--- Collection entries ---

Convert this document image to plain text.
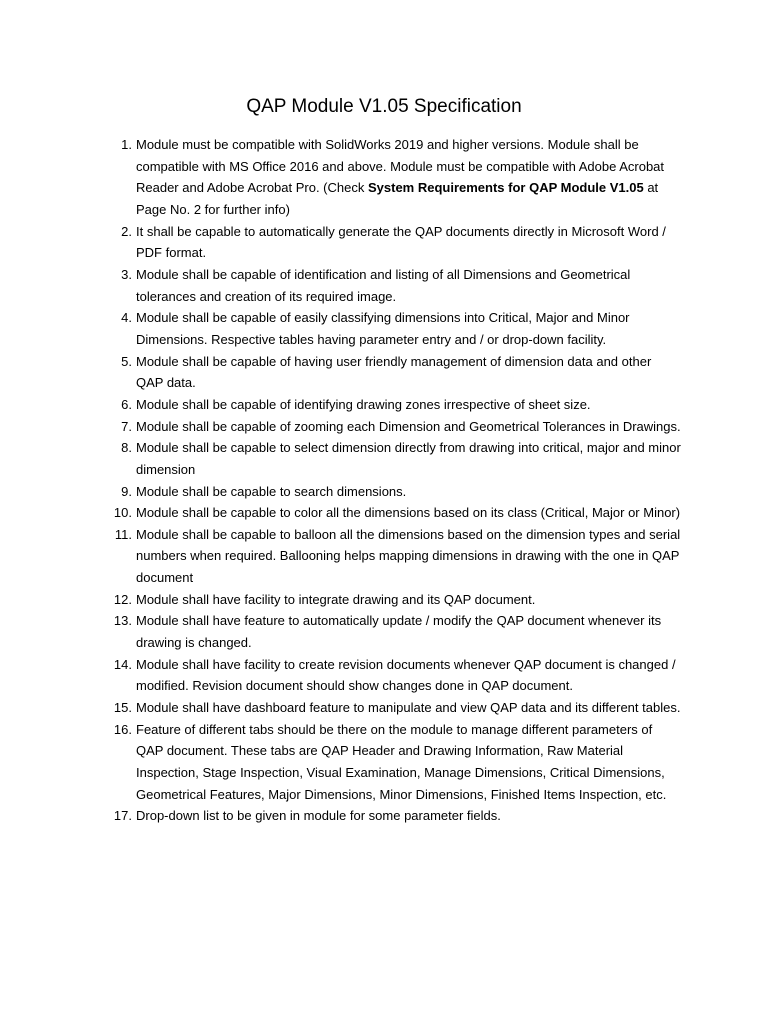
QAP Module V1.05 Specification
1. Module must be compatible with SolidWorks 2019 and higher versions. Module shall be compatible with MS Office 2016 and above. Module must be compatible with Adobe Acrobat Reader and Adobe Acrobat Pro. (Check System Requirements for QAP Module V1.05 at Page No. 2 for further info)
2. It shall be capable to automatically generate the QAP documents directly in Microsoft Word / PDF format.
3. Module shall be capable of identification and listing of all Dimensions and Geometrical tolerances and creation of its required image.
4. Module shall be capable of easily classifying dimensions into Critical, Major and Minor Dimensions. Respective tables having parameter entry and / or drop-down facility.
5. Module shall be capable of having user friendly management of dimension data and other QAP data.
6. Module shall be capable of identifying drawing zones irrespective of sheet size.
7. Module shall be capable of zooming each Dimension and Geometrical Tolerances in Drawings.
8. Module shall be capable to select dimension directly from drawing into critical, major and minor dimension
9. Module shall be capable to search dimensions.
10. Module shall be capable to color all the dimensions based on its class (Critical, Major or Minor)
11. Module shall be capable to balloon all the dimensions based on the dimension types and serial numbers when required. Ballooning helps mapping dimensions in drawing with the one in QAP document
12. Module shall have facility to integrate drawing and its QAP document.
13. Module shall have feature to automatically update / modify the QAP document whenever its drawing is changed.
14. Module shall have facility to create revision documents whenever QAP document is changed / modified. Revision document should show changes done in QAP document.
15. Module shall have dashboard feature to manipulate and view QAP data and its different tables.
16. Feature of different tabs should be there on the module to manage different parameters of QAP document. These tabs are QAP Header and Drawing Information, Raw Material Inspection, Stage Inspection, Visual Examination, Manage Dimensions, Critical Dimensions, Geometrical Features, Major Dimensions, Minor Dimensions, Finished Items Inspection, etc.
17. Drop-down list to be given in module for some parameter fields.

--- SET PROBLEM ---
Check each line of the records for the word "down", and show the lines that contain it.

--- IN RESPONSE ---
4. Module shall be capable of easily classifying dimensions into Critical, Major and Minor Dimensions. Respective tables having parameter entry and / or drop-down facility.
17. Drop-down list to be given in module for some parameter fields.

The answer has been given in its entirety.